**Work instructions**. Exclude the pictures and retype the entries as written.
::: Material provided :::
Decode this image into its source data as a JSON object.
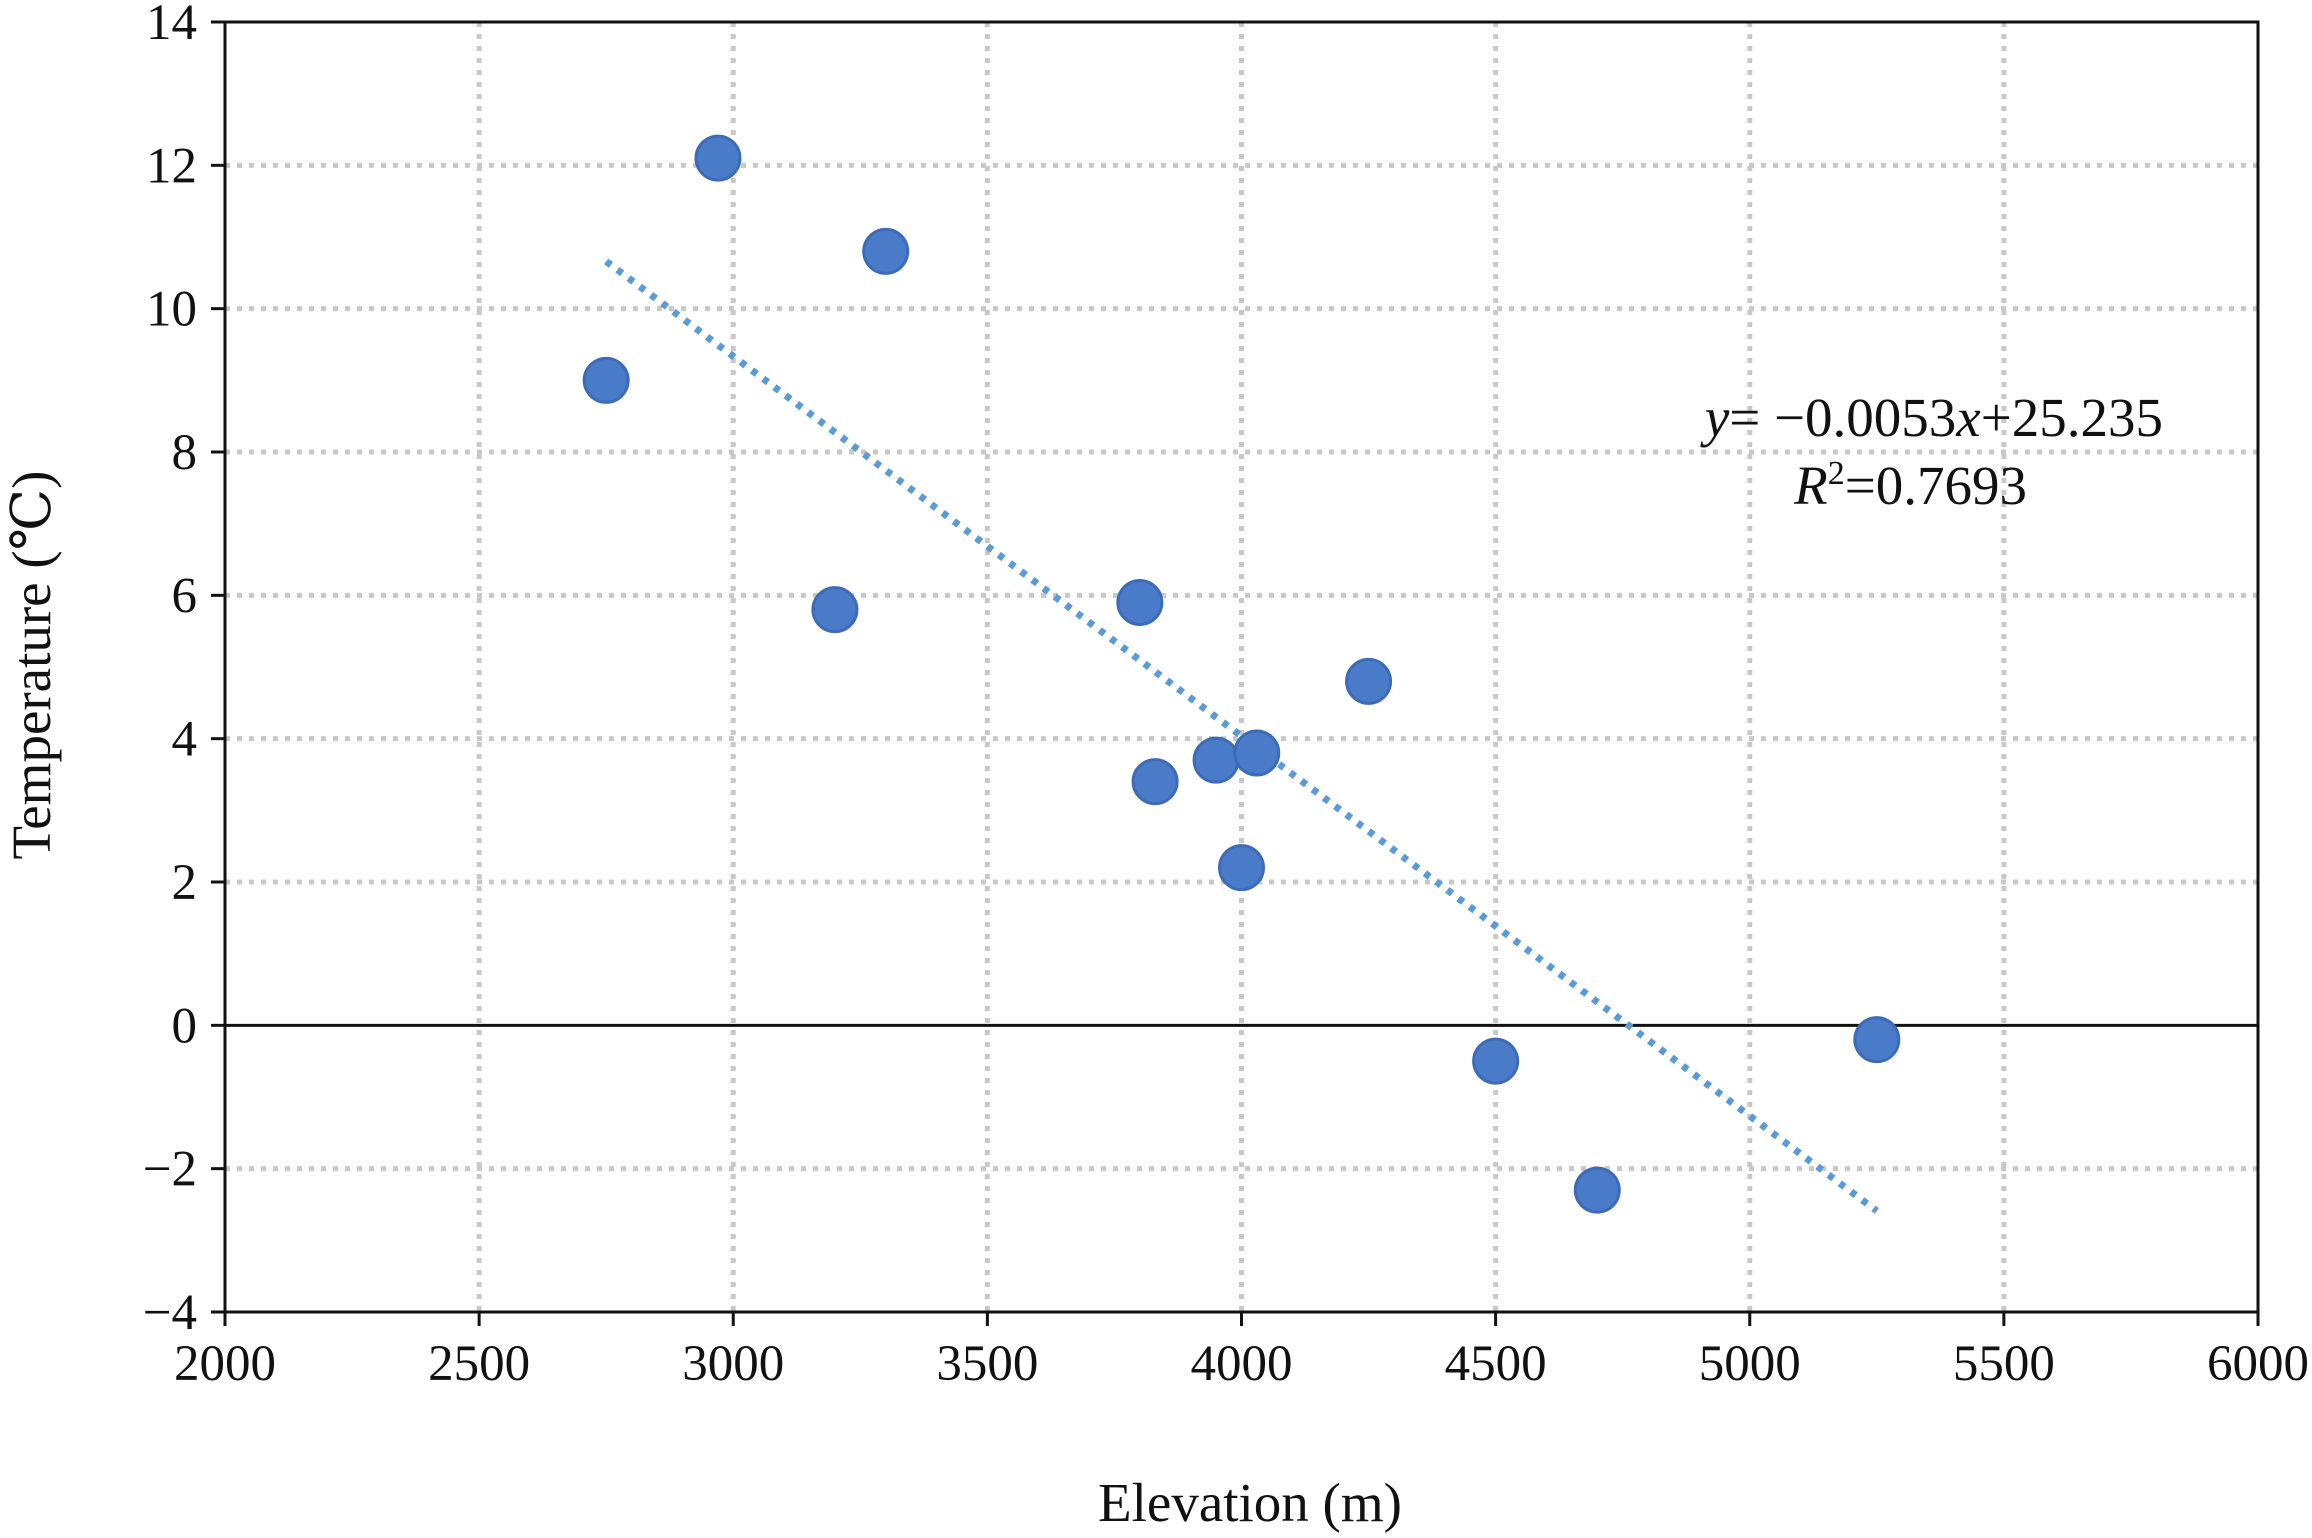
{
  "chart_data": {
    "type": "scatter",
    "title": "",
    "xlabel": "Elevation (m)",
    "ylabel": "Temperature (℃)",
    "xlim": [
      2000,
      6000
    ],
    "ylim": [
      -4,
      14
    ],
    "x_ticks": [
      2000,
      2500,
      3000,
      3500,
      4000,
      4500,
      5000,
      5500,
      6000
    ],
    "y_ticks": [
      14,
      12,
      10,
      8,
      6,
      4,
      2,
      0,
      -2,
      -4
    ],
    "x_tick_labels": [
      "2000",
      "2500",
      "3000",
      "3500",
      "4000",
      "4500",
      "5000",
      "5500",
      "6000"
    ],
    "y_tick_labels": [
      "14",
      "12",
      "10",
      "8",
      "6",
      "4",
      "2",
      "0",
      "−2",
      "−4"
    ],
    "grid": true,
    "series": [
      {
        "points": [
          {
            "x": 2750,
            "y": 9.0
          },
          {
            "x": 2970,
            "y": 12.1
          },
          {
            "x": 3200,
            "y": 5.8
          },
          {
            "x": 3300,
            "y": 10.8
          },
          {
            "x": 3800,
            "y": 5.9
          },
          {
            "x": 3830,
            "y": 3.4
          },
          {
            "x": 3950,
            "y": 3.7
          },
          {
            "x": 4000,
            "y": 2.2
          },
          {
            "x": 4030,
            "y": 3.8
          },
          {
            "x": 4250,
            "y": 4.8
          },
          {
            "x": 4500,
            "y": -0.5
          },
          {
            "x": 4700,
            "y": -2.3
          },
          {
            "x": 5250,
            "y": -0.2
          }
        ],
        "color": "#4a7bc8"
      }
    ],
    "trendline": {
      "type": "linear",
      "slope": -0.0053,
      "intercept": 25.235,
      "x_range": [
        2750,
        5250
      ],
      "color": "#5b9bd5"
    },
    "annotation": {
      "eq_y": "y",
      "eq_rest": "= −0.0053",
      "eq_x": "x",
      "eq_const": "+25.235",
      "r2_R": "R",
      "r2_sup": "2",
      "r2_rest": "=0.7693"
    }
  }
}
:::
**Solution to the exercise**.
Decode this image into its source data as a JSON object.
{
  "chart_data": {
    "type": "scatter",
    "title": "",
    "xlabel": "Elevation (m)",
    "ylabel": "Temperature (℃)",
    "xlim": [
      2000,
      6000
    ],
    "ylim": [
      -4,
      14
    ],
    "x_ticks": [
      2000,
      2500,
      3000,
      3500,
      4000,
      4500,
      5000,
      5500,
      6000
    ],
    "y_ticks": [
      14,
      12,
      10,
      8,
      6,
      4,
      2,
      0,
      -2,
      -4
    ],
    "x_tick_labels": [
      "2000",
      "2500",
      "3000",
      "3500",
      "4000",
      "4500",
      "5000",
      "5500",
      "6000"
    ],
    "y_tick_labels": [
      "14",
      "12",
      "10",
      "8",
      "6",
      "4",
      "2",
      "0",
      "−2",
      "−4"
    ],
    "grid": true,
    "series": [
      {
        "points": [
          {
            "x": 2750,
            "y": 9.0
          },
          {
            "x": 2970,
            "y": 12.1
          },
          {
            "x": 3200,
            "y": 5.8
          },
          {
            "x": 3300,
            "y": 10.8
          },
          {
            "x": 3800,
            "y": 5.9
          },
          {
            "x": 3830,
            "y": 3.4
          },
          {
            "x": 3950,
            "y": 3.7
          },
          {
            "x": 4000,
            "y": 2.2
          },
          {
            "x": 4030,
            "y": 3.8
          },
          {
            "x": 4250,
            "y": 4.8
          },
          {
            "x": 4500,
            "y": -0.5
          },
          {
            "x": 4700,
            "y": -2.3
          },
          {
            "x": 5250,
            "y": -0.2
          }
        ],
        "color": "#4a7bc8"
      }
    ],
    "trendline": {
      "type": "linear",
      "slope": -0.0053,
      "intercept": 25.235,
      "x_range": [
        2750,
        5250
      ],
      "color": "#5b9bd5"
    },
    "annotation": {
      "eq_y": "y",
      "eq_rest": "= −0.0053",
      "eq_x": "x",
      "eq_const": "+25.235",
      "r2_R": "R",
      "r2_sup": "2",
      "r2_rest": "=0.7693"
    }
  }
}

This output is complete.